===== Provided material =====

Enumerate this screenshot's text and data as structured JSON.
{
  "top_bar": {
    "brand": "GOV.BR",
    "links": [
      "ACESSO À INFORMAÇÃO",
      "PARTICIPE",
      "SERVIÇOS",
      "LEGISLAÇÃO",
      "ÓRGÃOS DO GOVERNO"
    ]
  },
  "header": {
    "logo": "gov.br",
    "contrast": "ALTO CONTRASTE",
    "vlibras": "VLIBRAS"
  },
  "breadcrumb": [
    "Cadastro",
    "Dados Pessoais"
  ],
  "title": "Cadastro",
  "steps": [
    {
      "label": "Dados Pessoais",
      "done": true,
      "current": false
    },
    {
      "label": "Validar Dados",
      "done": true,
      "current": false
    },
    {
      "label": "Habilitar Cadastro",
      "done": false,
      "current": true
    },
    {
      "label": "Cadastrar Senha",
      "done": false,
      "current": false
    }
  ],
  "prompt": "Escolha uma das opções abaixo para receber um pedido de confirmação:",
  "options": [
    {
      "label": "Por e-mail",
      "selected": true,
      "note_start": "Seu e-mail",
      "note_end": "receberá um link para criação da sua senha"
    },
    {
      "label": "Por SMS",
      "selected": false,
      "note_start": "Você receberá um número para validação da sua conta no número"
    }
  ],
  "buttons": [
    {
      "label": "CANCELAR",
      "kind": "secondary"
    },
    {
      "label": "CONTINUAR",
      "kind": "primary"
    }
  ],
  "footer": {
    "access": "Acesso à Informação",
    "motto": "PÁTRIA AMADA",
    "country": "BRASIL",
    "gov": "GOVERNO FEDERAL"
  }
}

=====

Work instructions
Retype the data exactly as given.

Solved problem
Enumerate this screenshot's text and data as structured JSON.
{
  "top_bar": {
    "brand": "GOV.BR",
    "links": [
      "ACESSO À INFORMAÇÃO",
      "PARTICIPE",
      "SERVIÇOS",
      "LEGISLAÇÃO",
      "ÓRGÃOS DO GOVERNO"
    ]
  },
  "header": {
    "logo": "gov.br",
    "contrast": "ALTO CONTRASTE",
    "vlibras": "VLIBRAS"
  },
  "breadcrumb": [
    "Cadastro",
    "Dados Pessoais"
  ],
  "title": "Cadastro",
  "steps": [
    {
      "label": "Dados Pessoais",
      "done": true,
      "current": false
    },
    {
      "label": "Validar Dados",
      "done": true,
      "current": false
    },
    {
      "label": "Habilitar Cadastro",
      "done": false,
      "current": true
    },
    {
      "label": "Cadastrar Senha",
      "done": false,
      "current": false
    }
  ],
  "prompt": "Escolha uma das opções abaixo para receber um pedido de confirmação:",
  "options": [
    {
      "label": "Por e-mail",
      "selected": true,
      "note_start": "Seu e-mail",
      "note_end": "receberá um link para criação da sua senha"
    },
    {
      "label": "Por SMS",
      "selected": false,
      "note_start": "Você receberá um número para validação da sua conta no número"
    }
  ],
  "buttons": [
    {
      "label": "CANCELAR",
      "kind": "secondary"
    },
    {
      "label": "CONTINUAR",
      "kind": "primary"
    }
  ],
  "footer": {
    "access": "Acesso à Informação",
    "motto": "PÁTRIA AMADA",
    "country": "BRASIL",
    "gov": "GOVERNO FEDERAL"
  }
}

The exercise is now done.